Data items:
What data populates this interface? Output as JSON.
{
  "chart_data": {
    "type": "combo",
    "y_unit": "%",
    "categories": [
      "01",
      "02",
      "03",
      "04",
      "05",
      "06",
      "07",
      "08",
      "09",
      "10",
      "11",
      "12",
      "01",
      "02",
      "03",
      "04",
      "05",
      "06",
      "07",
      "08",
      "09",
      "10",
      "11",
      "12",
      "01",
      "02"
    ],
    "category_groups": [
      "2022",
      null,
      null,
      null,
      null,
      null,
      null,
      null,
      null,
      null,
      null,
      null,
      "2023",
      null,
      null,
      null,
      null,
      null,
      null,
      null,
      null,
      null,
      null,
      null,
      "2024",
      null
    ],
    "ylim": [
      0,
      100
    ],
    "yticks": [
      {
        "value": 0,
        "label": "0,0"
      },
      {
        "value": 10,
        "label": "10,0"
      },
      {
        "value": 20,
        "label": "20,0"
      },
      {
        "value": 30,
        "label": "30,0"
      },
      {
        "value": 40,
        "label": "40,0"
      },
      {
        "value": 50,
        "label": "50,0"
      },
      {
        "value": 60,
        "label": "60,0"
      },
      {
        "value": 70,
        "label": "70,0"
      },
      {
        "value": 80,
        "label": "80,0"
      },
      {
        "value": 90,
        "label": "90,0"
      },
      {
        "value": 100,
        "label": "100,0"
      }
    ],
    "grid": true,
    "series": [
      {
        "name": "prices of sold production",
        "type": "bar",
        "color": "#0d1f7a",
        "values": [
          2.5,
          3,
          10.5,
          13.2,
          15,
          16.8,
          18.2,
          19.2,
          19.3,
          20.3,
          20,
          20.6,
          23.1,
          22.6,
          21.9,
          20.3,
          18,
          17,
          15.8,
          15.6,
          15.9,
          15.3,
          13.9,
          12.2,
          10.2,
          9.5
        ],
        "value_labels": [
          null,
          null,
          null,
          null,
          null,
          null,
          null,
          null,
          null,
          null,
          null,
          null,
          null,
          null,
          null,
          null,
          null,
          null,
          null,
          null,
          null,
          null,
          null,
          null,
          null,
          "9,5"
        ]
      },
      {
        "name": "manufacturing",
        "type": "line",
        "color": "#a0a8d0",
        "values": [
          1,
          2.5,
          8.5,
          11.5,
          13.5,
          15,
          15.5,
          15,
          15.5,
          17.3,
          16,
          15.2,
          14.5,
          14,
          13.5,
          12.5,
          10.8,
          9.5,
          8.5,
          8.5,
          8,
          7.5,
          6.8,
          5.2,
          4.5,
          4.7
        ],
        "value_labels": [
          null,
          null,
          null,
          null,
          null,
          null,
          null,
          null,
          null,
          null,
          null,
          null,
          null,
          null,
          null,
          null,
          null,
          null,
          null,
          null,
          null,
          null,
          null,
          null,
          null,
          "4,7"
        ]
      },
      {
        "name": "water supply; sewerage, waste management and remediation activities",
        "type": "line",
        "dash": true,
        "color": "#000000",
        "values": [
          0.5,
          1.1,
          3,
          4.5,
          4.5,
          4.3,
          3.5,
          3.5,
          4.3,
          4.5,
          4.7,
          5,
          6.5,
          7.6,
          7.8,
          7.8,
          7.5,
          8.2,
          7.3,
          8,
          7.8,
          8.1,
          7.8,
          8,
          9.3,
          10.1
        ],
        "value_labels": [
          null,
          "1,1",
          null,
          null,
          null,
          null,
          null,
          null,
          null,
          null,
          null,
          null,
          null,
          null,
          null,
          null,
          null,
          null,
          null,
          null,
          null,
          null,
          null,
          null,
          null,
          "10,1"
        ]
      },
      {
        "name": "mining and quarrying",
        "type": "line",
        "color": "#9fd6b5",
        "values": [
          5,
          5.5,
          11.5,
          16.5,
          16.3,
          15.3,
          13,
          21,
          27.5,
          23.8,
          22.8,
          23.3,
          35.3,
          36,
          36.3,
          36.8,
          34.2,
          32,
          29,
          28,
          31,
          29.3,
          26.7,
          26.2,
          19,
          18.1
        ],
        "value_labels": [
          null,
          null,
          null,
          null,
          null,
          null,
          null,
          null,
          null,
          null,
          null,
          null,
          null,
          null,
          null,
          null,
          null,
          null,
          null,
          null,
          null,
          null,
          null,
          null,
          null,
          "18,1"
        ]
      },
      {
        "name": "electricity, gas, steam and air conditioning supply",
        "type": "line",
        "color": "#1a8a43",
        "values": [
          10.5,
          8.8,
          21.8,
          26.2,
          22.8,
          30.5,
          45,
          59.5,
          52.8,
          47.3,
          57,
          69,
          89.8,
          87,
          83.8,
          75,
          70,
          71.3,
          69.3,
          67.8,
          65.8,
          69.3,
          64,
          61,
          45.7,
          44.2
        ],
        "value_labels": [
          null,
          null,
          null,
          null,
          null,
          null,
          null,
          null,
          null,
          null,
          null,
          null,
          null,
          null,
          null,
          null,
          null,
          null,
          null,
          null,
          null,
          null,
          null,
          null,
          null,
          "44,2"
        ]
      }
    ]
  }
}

▶ DESCRIPTION OF THE TASK:
Please output every record, keeping each line exact.

▶ CORRECT ANSWER:
What data populates this interface? Output as JSON.
{
  "chart_data": {
    "type": "combo",
    "y_unit": "%",
    "categories": [
      "01",
      "02",
      "03",
      "04",
      "05",
      "06",
      "07",
      "08",
      "09",
      "10",
      "11",
      "12",
      "01",
      "02",
      "03",
      "04",
      "05",
      "06",
      "07",
      "08",
      "09",
      "10",
      "11",
      "12",
      "01",
      "02"
    ],
    "category_groups": [
      "2022",
      null,
      null,
      null,
      null,
      null,
      null,
      null,
      null,
      null,
      null,
      null,
      "2023",
      null,
      null,
      null,
      null,
      null,
      null,
      null,
      null,
      null,
      null,
      null,
      "2024",
      null
    ],
    "ylim": [
      0,
      100
    ],
    "yticks": [
      {
        "value": 0,
        "label": "0,0"
      },
      {
        "value": 10,
        "label": "10,0"
      },
      {
        "value": 20,
        "label": "20,0"
      },
      {
        "value": 30,
        "label": "30,0"
      },
      {
        "value": 40,
        "label": "40,0"
      },
      {
        "value": 50,
        "label": "50,0"
      },
      {
        "value": 60,
        "label": "60,0"
      },
      {
        "value": 70,
        "label": "70,0"
      },
      {
        "value": 80,
        "label": "80,0"
      },
      {
        "value": 90,
        "label": "90,0"
      },
      {
        "value": 100,
        "label": "100,0"
      }
    ],
    "grid": true,
    "series": [
      {
        "name": "prices of sold production",
        "type": "bar",
        "color": "#0d1f7a",
        "values": [
          2.5,
          3,
          10.5,
          13.2,
          15,
          16.8,
          18.2,
          19.2,
          19.3,
          20.3,
          20,
          20.6,
          23.1,
          22.6,
          21.9,
          20.3,
          18,
          17,
          15.8,
          15.6,
          15.9,
          15.3,
          13.9,
          12.2,
          10.2,
          9.5
        ],
        "value_labels": [
          null,
          null,
          null,
          null,
          null,
          null,
          null,
          null,
          null,
          null,
          null,
          null,
          null,
          null,
          null,
          null,
          null,
          null,
          null,
          null,
          null,
          null,
          null,
          null,
          null,
          "9,5"
        ]
      },
      {
        "name": "manufacturing",
        "type": "line",
        "color": "#a0a8d0",
        "values": [
          1,
          2.5,
          8.5,
          11.5,
          13.5,
          15,
          15.5,
          15,
          15.5,
          17.3,
          16,
          15.2,
          14.5,
          14,
          13.5,
          12.5,
          10.8,
          9.5,
          8.5,
          8.5,
          8,
          7.5,
          6.8,
          5.2,
          4.5,
          4.7
        ],
        "value_labels": [
          null,
          null,
          null,
          null,
          null,
          null,
          null,
          null,
          null,
          null,
          null,
          null,
          null,
          null,
          null,
          null,
          null,
          null,
          null,
          null,
          null,
          null,
          null,
          null,
          null,
          "4,7"
        ]
      },
      {
        "name": "water supply; sewerage, waste management and remediation activities",
        "type": "line",
        "dash": true,
        "color": "#000000",
        "values": [
          0.5,
          1.1,
          3,
          4.5,
          4.5,
          4.3,
          3.5,
          3.5,
          4.3,
          4.5,
          4.7,
          5,
          6.5,
          7.6,
          7.8,
          7.8,
          7.5,
          8.2,
          7.3,
          8,
          7.8,
          8.1,
          7.8,
          8,
          9.3,
          10.1
        ],
        "value_labels": [
          null,
          "1,1",
          null,
          null,
          null,
          null,
          null,
          null,
          null,
          null,
          null,
          null,
          null,
          null,
          null,
          null,
          null,
          null,
          null,
          null,
          null,
          null,
          null,
          null,
          null,
          "10,1"
        ]
      },
      {
        "name": "mining and quarrying",
        "type": "line",
        "color": "#9fd6b5",
        "values": [
          5,
          5.5,
          11.5,
          16.5,
          16.3,
          15.3,
          13,
          21,
          27.5,
          23.8,
          22.8,
          23.3,
          35.3,
          36,
          36.3,
          36.8,
          34.2,
          32,
          29,
          28,
          31,
          29.3,
          26.7,
          26.2,
          19,
          18.1
        ],
        "value_labels": [
          null,
          null,
          null,
          null,
          null,
          null,
          null,
          null,
          null,
          null,
          null,
          null,
          null,
          null,
          null,
          null,
          null,
          null,
          null,
          null,
          null,
          null,
          null,
          null,
          null,
          "18,1"
        ]
      },
      {
        "name": "electricity, gas, steam and air conditioning supply",
        "type": "line",
        "color": "#1a8a43",
        "values": [
          10.5,
          8.8,
          21.8,
          26.2,
          22.8,
          30.5,
          45,
          59.5,
          52.8,
          47.3,
          57,
          69,
          89.8,
          87,
          83.8,
          75,
          70,
          71.3,
          69.3,
          67.8,
          65.8,
          69.3,
          64,
          61,
          45.7,
          44.2
        ],
        "value_labels": [
          null,
          null,
          null,
          null,
          null,
          null,
          null,
          null,
          null,
          null,
          null,
          null,
          null,
          null,
          null,
          null,
          null,
          null,
          null,
          null,
          null,
          null,
          null,
          null,
          null,
          "44,2"
        ]
      }
    ]
  }
}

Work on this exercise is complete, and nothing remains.